=== DATASET ENTRIES ===
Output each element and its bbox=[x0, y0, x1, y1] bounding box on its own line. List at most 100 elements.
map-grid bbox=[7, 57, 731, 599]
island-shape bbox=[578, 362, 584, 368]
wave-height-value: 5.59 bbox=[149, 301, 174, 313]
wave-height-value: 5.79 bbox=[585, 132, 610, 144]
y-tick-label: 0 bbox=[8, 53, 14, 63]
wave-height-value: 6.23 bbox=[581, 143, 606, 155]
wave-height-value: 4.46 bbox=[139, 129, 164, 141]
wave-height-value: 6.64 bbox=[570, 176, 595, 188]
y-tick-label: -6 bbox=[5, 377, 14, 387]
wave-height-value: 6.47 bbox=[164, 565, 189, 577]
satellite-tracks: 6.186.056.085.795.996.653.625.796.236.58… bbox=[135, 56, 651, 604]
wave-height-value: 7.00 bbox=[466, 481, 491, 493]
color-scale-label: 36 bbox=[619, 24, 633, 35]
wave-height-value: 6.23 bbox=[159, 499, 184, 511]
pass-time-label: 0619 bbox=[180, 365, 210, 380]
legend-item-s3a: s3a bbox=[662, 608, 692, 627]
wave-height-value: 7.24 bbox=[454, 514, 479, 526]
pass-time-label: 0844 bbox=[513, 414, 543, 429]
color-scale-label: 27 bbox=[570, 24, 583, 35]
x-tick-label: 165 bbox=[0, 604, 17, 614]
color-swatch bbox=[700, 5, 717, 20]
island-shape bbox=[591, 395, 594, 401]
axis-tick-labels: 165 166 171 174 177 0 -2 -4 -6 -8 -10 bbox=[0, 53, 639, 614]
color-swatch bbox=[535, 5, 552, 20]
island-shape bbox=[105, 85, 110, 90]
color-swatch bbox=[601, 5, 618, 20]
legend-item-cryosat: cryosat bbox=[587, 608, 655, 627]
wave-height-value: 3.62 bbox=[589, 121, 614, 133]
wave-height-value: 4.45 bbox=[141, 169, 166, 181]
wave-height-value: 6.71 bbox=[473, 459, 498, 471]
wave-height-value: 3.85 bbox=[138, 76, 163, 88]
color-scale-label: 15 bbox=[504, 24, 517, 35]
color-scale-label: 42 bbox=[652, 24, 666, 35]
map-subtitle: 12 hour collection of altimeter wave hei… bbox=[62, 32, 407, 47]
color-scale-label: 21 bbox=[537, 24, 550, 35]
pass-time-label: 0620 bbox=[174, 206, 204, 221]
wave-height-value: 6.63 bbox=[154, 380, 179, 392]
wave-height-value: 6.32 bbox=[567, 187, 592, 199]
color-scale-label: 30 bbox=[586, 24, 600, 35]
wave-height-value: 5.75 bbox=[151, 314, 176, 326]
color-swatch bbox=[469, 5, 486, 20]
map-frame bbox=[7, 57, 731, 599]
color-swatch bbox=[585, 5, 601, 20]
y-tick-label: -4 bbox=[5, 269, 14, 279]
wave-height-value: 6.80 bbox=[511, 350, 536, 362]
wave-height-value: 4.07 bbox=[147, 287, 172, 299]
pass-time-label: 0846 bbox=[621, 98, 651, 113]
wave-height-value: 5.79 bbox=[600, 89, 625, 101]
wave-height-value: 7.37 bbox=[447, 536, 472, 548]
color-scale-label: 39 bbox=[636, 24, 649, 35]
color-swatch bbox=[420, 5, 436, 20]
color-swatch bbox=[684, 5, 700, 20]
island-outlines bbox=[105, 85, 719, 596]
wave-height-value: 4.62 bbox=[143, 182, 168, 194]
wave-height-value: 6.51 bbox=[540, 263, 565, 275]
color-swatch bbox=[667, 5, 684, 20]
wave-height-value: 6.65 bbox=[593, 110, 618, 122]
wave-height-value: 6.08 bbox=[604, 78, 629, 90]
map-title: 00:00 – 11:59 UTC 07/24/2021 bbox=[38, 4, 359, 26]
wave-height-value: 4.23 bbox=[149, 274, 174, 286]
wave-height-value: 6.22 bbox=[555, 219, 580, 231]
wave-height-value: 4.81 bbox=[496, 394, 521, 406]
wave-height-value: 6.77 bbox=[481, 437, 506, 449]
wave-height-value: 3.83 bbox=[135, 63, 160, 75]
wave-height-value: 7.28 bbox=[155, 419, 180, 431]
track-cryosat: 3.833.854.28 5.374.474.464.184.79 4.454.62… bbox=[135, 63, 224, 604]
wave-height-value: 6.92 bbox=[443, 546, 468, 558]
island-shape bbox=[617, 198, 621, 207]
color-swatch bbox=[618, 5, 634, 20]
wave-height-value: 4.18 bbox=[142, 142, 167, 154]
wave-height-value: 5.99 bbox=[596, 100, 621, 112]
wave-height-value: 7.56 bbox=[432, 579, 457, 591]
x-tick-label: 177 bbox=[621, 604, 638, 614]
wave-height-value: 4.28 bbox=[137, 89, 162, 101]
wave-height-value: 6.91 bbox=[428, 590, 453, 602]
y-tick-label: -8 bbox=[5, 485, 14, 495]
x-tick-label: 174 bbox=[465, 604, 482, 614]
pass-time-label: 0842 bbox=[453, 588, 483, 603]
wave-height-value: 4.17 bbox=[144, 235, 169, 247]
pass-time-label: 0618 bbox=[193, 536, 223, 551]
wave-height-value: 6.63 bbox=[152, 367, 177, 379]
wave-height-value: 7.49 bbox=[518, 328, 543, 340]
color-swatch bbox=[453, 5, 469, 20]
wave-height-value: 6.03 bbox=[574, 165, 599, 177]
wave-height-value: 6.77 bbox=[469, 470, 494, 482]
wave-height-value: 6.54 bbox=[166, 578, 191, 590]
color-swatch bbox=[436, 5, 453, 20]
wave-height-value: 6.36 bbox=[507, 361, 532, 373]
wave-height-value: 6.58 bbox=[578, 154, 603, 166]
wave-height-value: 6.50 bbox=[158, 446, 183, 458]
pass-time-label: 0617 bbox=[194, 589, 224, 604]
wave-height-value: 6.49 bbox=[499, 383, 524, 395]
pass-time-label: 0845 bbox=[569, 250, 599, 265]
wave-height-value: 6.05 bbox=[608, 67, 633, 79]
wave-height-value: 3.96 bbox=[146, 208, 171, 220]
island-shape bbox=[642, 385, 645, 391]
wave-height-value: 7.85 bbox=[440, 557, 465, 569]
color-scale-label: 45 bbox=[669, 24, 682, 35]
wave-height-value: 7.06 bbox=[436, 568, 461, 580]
===
● PROBLEM DETAILS:
Reproduce every line of the data above verbatim, in its original order.

● THE RESULT:
Output each element and its bbox=[x0, y0, x1, y1] bounding box on its own line. List at most 100 elements.
map-grid bbox=[7, 57, 731, 599]
island-shape bbox=[578, 362, 584, 368]
wave-height-value: 5.59 bbox=[149, 301, 174, 313]
wave-height-value: 5.79 bbox=[585, 132, 610, 144]
y-tick-label: 0 bbox=[8, 53, 14, 63]
wave-height-value: 6.23 bbox=[581, 143, 606, 155]
wave-height-value: 4.46 bbox=[139, 129, 164, 141]
wave-height-value: 6.64 bbox=[570, 176, 595, 188]
y-tick-label: -6 bbox=[5, 377, 14, 387]
wave-height-value: 6.47 bbox=[164, 565, 189, 577]
satellite-tracks: 6.186.056.085.795.996.653.625.796.236.58… bbox=[135, 56, 651, 604]
wave-height-value: 7.00 bbox=[466, 481, 491, 493]
color-scale-label: 36 bbox=[619, 24, 633, 35]
wave-height-value: 6.23 bbox=[159, 499, 184, 511]
pass-time-label: 0619 bbox=[180, 365, 210, 380]
legend-item-s3a: s3a bbox=[662, 608, 692, 627]
wave-height-value: 7.24 bbox=[454, 514, 479, 526]
pass-time-label: 0844 bbox=[513, 414, 543, 429]
color-scale-label: 27 bbox=[570, 24, 583, 35]
x-tick-label: 165 bbox=[0, 604, 17, 614]
color-swatch bbox=[700, 5, 717, 20]
island-shape bbox=[591, 395, 594, 401]
axis-tick-labels: 165 166 171 174 177 0 -2 -4 -6 -8 -10 bbox=[0, 53, 639, 614]
color-swatch bbox=[535, 5, 552, 20]
island-shape bbox=[105, 85, 110, 90]
color-swatch bbox=[601, 5, 618, 20]
legend-item-cryosat: cryosat bbox=[587, 608, 655, 627]
wave-height-value: 3.62 bbox=[589, 121, 614, 133]
wave-height-value: 4.45 bbox=[141, 169, 166, 181]
wave-height-value: 6.71 bbox=[473, 459, 498, 471]
wave-height-value: 3.85 bbox=[138, 76, 163, 88]
color-scale-label: 15 bbox=[504, 24, 517, 35]
color-scale-label: 42 bbox=[652, 24, 666, 35]
map-subtitle: 12 hour collection of altimeter wave hei… bbox=[62, 32, 407, 47]
color-scale-label: 21 bbox=[537, 24, 550, 35]
pass-time-label: 0620 bbox=[174, 206, 204, 221]
wave-height-value: 6.63 bbox=[154, 380, 179, 392]
wave-height-value: 6.32 bbox=[567, 187, 592, 199]
color-scale-label: 30 bbox=[586, 24, 600, 35]
wave-height-value: 5.75 bbox=[151, 314, 176, 326]
color-swatch bbox=[469, 5, 486, 20]
map-frame bbox=[7, 57, 731, 599]
color-swatch bbox=[585, 5, 601, 20]
y-tick-label: -4 bbox=[5, 269, 14, 279]
wave-height-value: 6.80 bbox=[511, 350, 536, 362]
wave-height-value: 4.07 bbox=[147, 287, 172, 299]
pass-time-label: 0846 bbox=[621, 98, 651, 113]
wave-height-value: 5.79 bbox=[600, 89, 625, 101]
wave-height-value: 7.37 bbox=[447, 536, 472, 548]
color-scale-label: 39 bbox=[636, 24, 649, 35]
color-swatch bbox=[420, 5, 436, 20]
color-swatch bbox=[684, 5, 700, 20]
island-outlines bbox=[105, 85, 719, 596]
wave-height-value: 4.62 bbox=[143, 182, 168, 194]
wave-height-value: 6.51 bbox=[540, 263, 565, 275]
color-swatch bbox=[667, 5, 684, 20]
wave-height-value: 6.65 bbox=[593, 110, 618, 122]
wave-height-value: 6.08 bbox=[604, 78, 629, 90]
map-title: 00:00 – 11:59 UTC 07/24/2021 bbox=[38, 4, 359, 26]
wave-height-value: 4.23 bbox=[149, 274, 174, 286]
wave-height-value: 6.22 bbox=[555, 219, 580, 231]
wave-height-value: 4.81 bbox=[496, 394, 521, 406]
wave-height-value: 6.77 bbox=[481, 437, 506, 449]
wave-height-value: 3.83 bbox=[135, 63, 160, 75]
wave-height-value: 7.28 bbox=[155, 419, 180, 431]
track-cryosat: 3.833.854.28 5.374.474.464.184.79 4.454.62… bbox=[135, 63, 224, 604]
wave-height-value: 6.92 bbox=[443, 546, 468, 558]
island-shape bbox=[617, 198, 621, 207]
color-swatch bbox=[618, 5, 634, 20]
wave-height-value: 4.18 bbox=[142, 142, 167, 154]
wave-height-value: 5.99 bbox=[596, 100, 621, 112]
wave-height-value: 7.56 bbox=[432, 579, 457, 591]
x-tick-label: 177 bbox=[621, 604, 638, 614]
wave-height-value: 4.28 bbox=[137, 89, 162, 101]
wave-height-value: 6.91 bbox=[428, 590, 453, 602]
y-tick-label: -8 bbox=[5, 485, 14, 495]
x-tick-label: 174 bbox=[465, 604, 482, 614]
pass-time-label: 0842 bbox=[453, 588, 483, 603]
wave-height-value: 4.17 bbox=[144, 235, 169, 247]
pass-time-label: 0618 bbox=[193, 536, 223, 551]
wave-height-value: 6.63 bbox=[152, 367, 177, 379]
wave-height-value: 7.49 bbox=[518, 328, 543, 340]
color-swatch bbox=[453, 5, 469, 20]
wave-height-value: 6.03 bbox=[574, 165, 599, 177]
wave-height-value: 6.77 bbox=[469, 470, 494, 482]
wave-height-value: 6.54 bbox=[166, 578, 191, 590]
color-swatch bbox=[436, 5, 453, 20]
wave-height-value: 6.36 bbox=[507, 361, 532, 373]
wave-height-value: 6.58 bbox=[578, 154, 603, 166]
wave-height-value: 6.50 bbox=[158, 446, 183, 458]
pass-time-label: 0617 bbox=[194, 589, 224, 604]
wave-height-value: 6.49 bbox=[499, 383, 524, 395]
pass-time-label: 0845 bbox=[569, 250, 599, 265]
wave-height-value: 6.05 bbox=[608, 67, 633, 79]
wave-height-value: 3.96 bbox=[146, 208, 171, 220]
island-shape bbox=[642, 385, 645, 391]
wave-height-value: 7.85 bbox=[440, 557, 465, 569]
color-scale-label: 45 bbox=[669, 24, 682, 35]
wave-height-value: 7.06 bbox=[436, 568, 461, 580]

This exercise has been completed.